--- Given task ---
Copy the records below exactly, omitting any pictures they contain.

-- start of Information supplied --

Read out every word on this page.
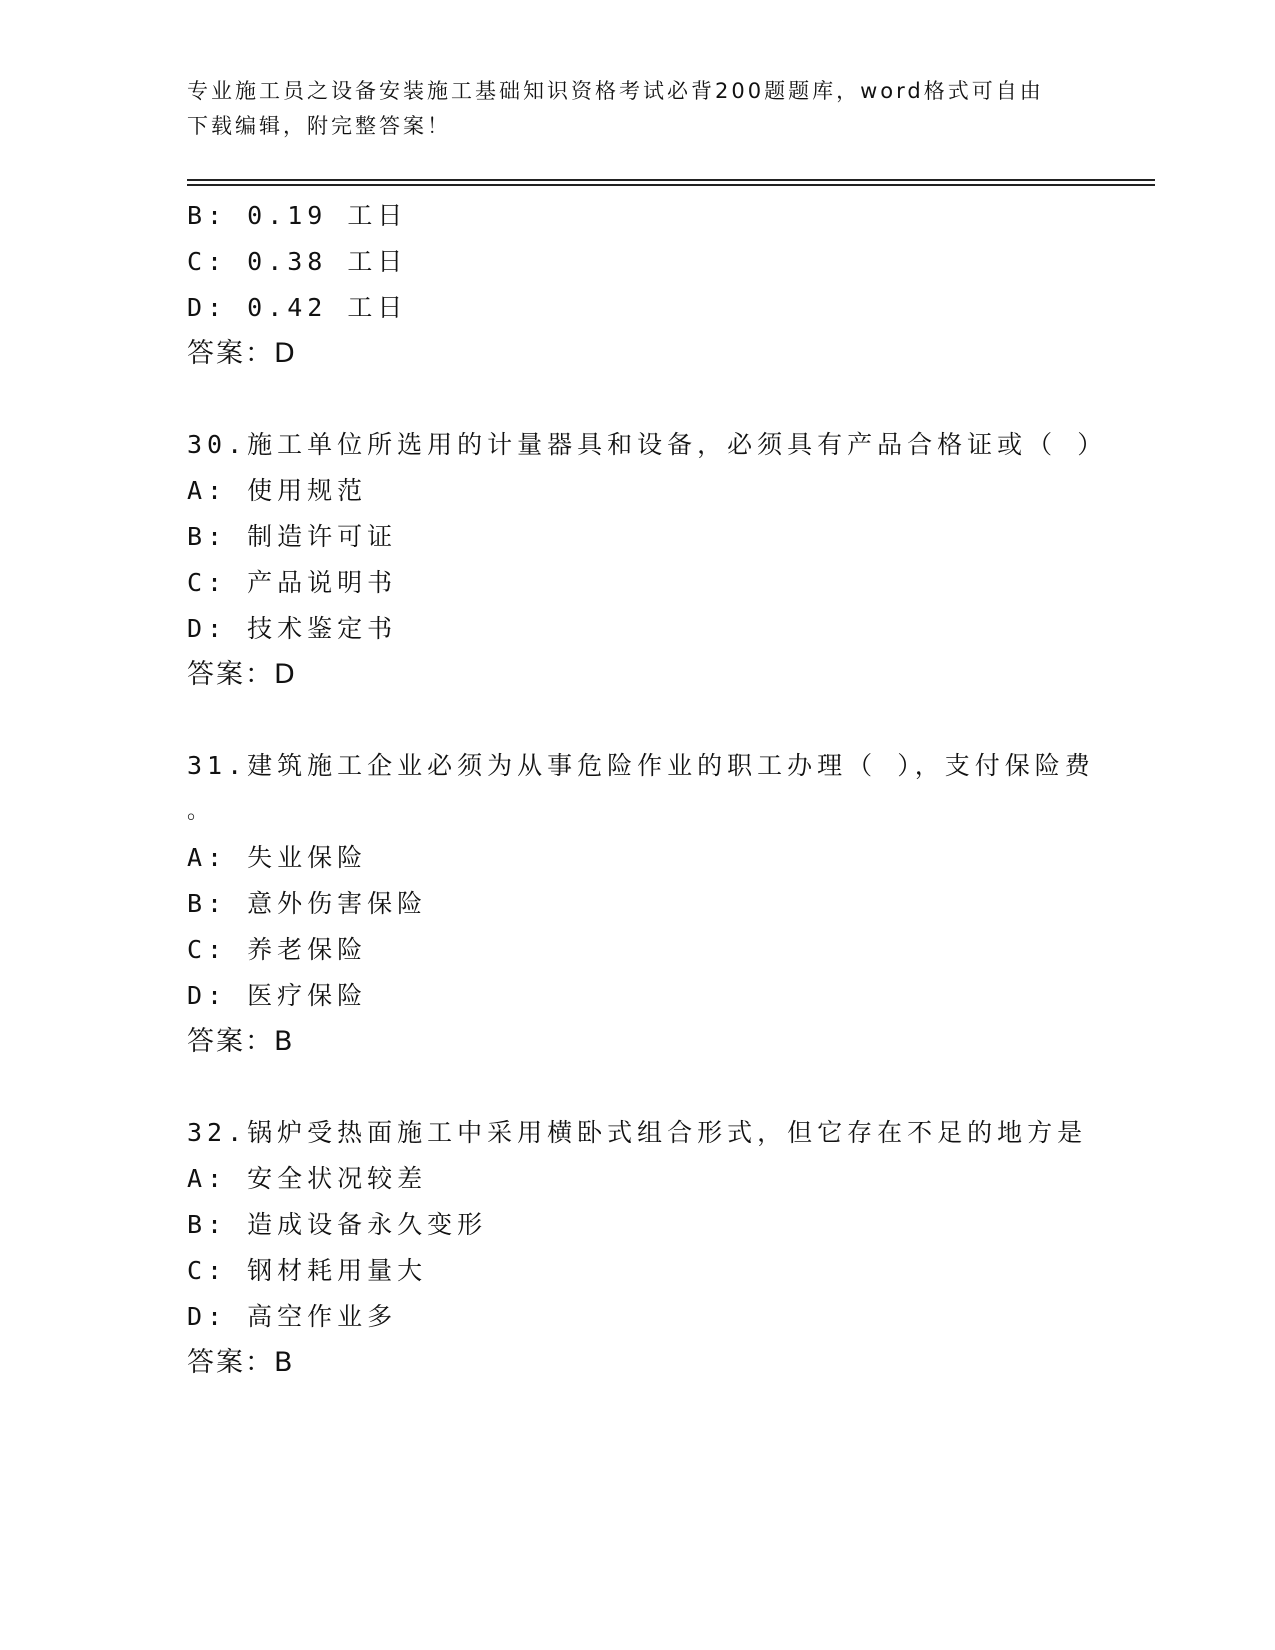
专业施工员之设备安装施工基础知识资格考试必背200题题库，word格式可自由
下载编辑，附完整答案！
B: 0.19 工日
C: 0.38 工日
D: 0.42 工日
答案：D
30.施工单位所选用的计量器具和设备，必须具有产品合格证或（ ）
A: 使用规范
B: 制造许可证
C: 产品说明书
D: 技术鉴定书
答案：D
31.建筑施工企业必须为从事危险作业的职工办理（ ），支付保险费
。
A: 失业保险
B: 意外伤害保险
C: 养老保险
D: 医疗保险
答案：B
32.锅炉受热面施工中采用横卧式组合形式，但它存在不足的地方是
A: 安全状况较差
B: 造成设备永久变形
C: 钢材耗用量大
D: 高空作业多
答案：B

-- end of Information supplied --

--- Reply ---
Read out every word on this page.
专业施工员之设备安装施工基础知识资格考试必背200题题库，word格式可自由
下载编辑，附完整答案！
B: 0.19 工日
C: 0.38 工日
D: 0.42 工日
答案：D
30.施工单位所选用的计量器具和设备，必须具有产品合格证或（ ）
A: 使用规范
B: 制造许可证
C: 产品说明书
D: 技术鉴定书
答案：D
31.建筑施工企业必须为从事危险作业的职工办理（ ），支付保险费
。
A: 失业保险
B: 意外伤害保险
C: 养老保险
D: 医疗保险
答案：B
32.锅炉受热面施工中采用横卧式组合形式，但它存在不足的地方是
A: 安全状况较差
B: 造成设备永久变形
C: 钢材耗用量大
D: 高空作业多
答案：B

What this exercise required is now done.